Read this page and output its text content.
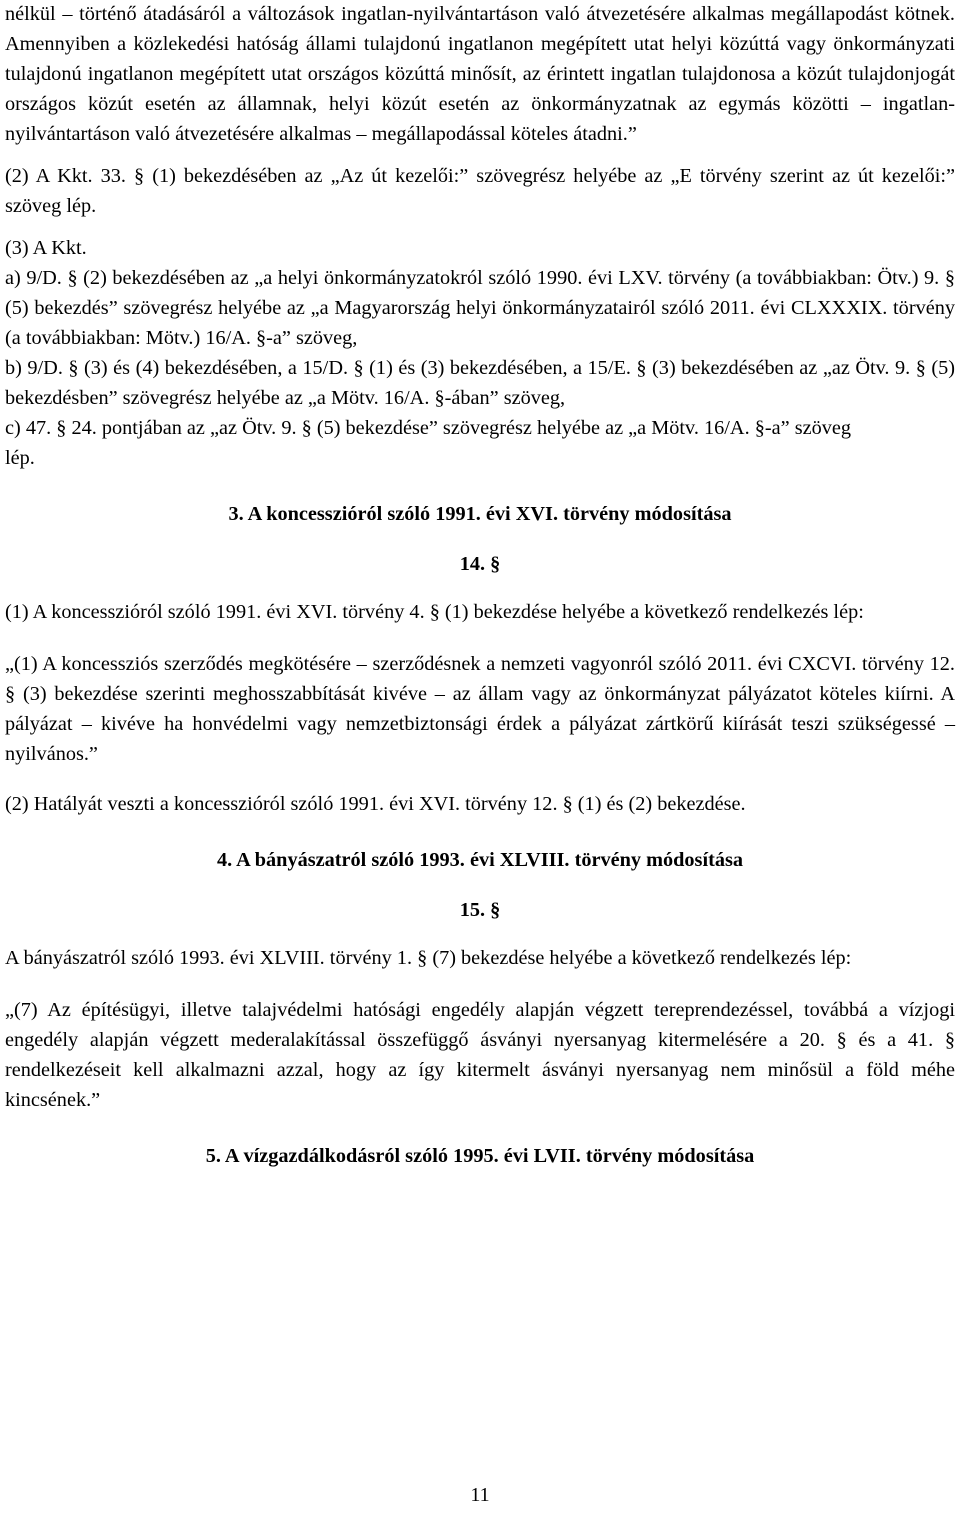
nélkül – történő átadásáról a változások ingatlan-nyilvántartáson való átvezetésére alkalmas megállapodást kötnek. Amennyiben a közlekedési hatóság állami tulajdonú ingatlanon megépített utat helyi közúttá vagy önkormányzati tulajdonú ingatlanon megépített utat országos közúttá minősít, az érintett ingatlan tulajdonosa a közút tulajdonjogát országos közút esetén az államnak, helyi közút esetén az önkormányzatnak az egymás közötti – ingatlan-nyilvántartáson való átvezetésére alkalmas – megállapodással köteles átadni.”

(2) A Kkt. 33. § (1) bekezdésében az „Az út kezelői:” szövegrész helyébe az „E törvény szerint az út kezelői:” szöveg lép.

(3) A Kkt.

a) 9/D. § (2) bekezdésében az „a helyi önkormányzatokról szóló 1990. évi LXV. törvény (a továbbiakban: Ötv.) 9. § (5) bekezdés” szövegrész helyébe az „a Magyarország helyi önkormányzatairól szóló 2011. évi CLXXXIX. törvény (a továbbiakban: Mötv.) 16/A. §-a” szöveg,

b) 9/D. § (3) és (4) bekezdésében, a 15/D. § (1) és (3) bekezdésében, a 15/E. § (3) bekezdésében az „az Ötv. 9. § (5) bekezdésben” szövegrész helyébe az „a Mötv. 16/A. §-ában” szöveg,

c) 47. § 24. pontjában az „az Ötv. 9. § (5) bekezdése” szövegrész helyébe az „a Mötv. 16/A. §-a” szöveg

lép.

3. A koncesszióról szóló 1991. évi XVI. törvény módosítása

14. §

(1) A koncesszióról szóló 1991. évi XVI. törvény 4. § (1) bekezdése helyébe a következő rendelkezés lép:

„(1) A koncessziós szerződés megkötésére – szerződésnek a nemzeti vagyonról szóló 2011. évi CXCVI. törvény 12. § (3) bekezdése szerinti meghosszabbítását kivéve – az állam vagy az önkormányzat pályázatot köteles kiírni. A pályázat – kivéve ha honvédelmi vagy nemzetbiztonsági érdek a pályázat zártkörű kiírását teszi szükségessé – nyilvános.”

(2) Hatályát veszti a koncesszióról szóló 1991. évi XVI. törvény 12. § (1) és (2) bekezdése.

4. A bányászatról szóló 1993. évi XLVIII. törvény módosítása

15. §

A bányászatról szóló 1993. évi XLVIII. törvény 1. § (7) bekezdése helyébe a következő rendelkezés lép:

„(7) Az építésügyi, illetve talajvédelmi hatósági engedély alapján végzett tereprendezéssel, továbbá a vízjogi engedély alapján végzett mederalakítással összefüggő ásványi nyersanyag kitermelésére a 20. § és a 41. § rendelkezéseit kell alkalmazni azzal, hogy az így kitermelt ásványi nyersanyag nem minősül a föld méhe kincsének.”

5. A vízgazdálkodásról szóló 1995. évi LVII. törvény módosítása

11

============

__Work required__: Write the listing out a second time exactly, dropping all images.

__Solution to this exercise__:
Read this page and output its text content.
nélkül – történő átadásáról a változások ingatlan-nyilvántartáson való átvezetésére alkalmas megállapodást kötnek. Amennyiben a közlekedési hatóság állami tulajdonú ingatlanon megépített utat helyi közúttá vagy önkormányzati tulajdonú ingatlanon megépített utat országos közúttá minősít, az érintett ingatlan tulajdonosa a közút tulajdonjogát országos közút esetén az államnak, helyi közút esetén az önkormányzatnak az egymás közötti – ingatlan-nyilvántartáson való átvezetésére alkalmas – megállapodással köteles átadni.”

(2) A Kkt. 33. § (1) bekezdésében az „Az út kezelői:” szövegrész helyébe az „E törvény szerint az út kezelői:” szöveg lép.

(3) A Kkt.

a) 9/D. § (2) bekezdésében az „a helyi önkormányzatokról szóló 1990. évi LXV. törvény (a továbbiakban: Ötv.) 9. § (5) bekezdés” szövegrész helyébe az „a Magyarország helyi önkormányzatairól szóló 2011. évi CLXXXIX. törvény (a továbbiakban: Mötv.) 16/A. §-a” szöveg,

b) 9/D. § (3) és (4) bekezdésében, a 15/D. § (1) és (3) bekezdésében, a 15/E. § (3) bekezdésében az „az Ötv. 9. § (5) bekezdésben” szövegrész helyébe az „a Mötv. 16/A. §-ában” szöveg,

c) 47. § 24. pontjában az „az Ötv. 9. § (5) bekezdése” szövegrész helyébe az „a Mötv. 16/A. §-a” szöveg

lép.

3. A koncesszióról szóló 1991. évi XVI. törvény módosítása

14. §

(1) A koncesszióról szóló 1991. évi XVI. törvény 4. § (1) bekezdése helyébe a következő rendelkezés lép:

„(1) A koncessziós szerződés megkötésére – szerződésnek a nemzeti vagyonról szóló 2011. évi CXCVI. törvény 12. § (3) bekezdése szerinti meghosszabbítását kivéve – az állam vagy az önkormányzat pályázatot köteles kiírni. A pályázat – kivéve ha honvédelmi vagy nemzetbiztonsági érdek a pályázat zártkörű kiírását teszi szükségessé – nyilvános.”

(2) Hatályát veszti a koncesszióról szóló 1991. évi XVI. törvény 12. § (1) és (2) bekezdése.

4. A bányászatról szóló 1993. évi XLVIII. törvény módosítása

15. §

A bányászatról szóló 1993. évi XLVIII. törvény 1. § (7) bekezdése helyébe a következő rendelkezés lép:

„(7) Az építésügyi, illetve talajvédelmi hatósági engedély alapján végzett tereprendezéssel, továbbá a vízjogi engedély alapján végzett mederalakítással összefüggő ásványi nyersanyag kitermelésére a 20. § és a 41. § rendelkezéseit kell alkalmazni azzal, hogy az így kitermelt ásványi nyersanyag nem minősül a föld méhe kincsének.”

5. A vízgazdálkodásról szóló 1995. évi LVII. törvény módosítása

11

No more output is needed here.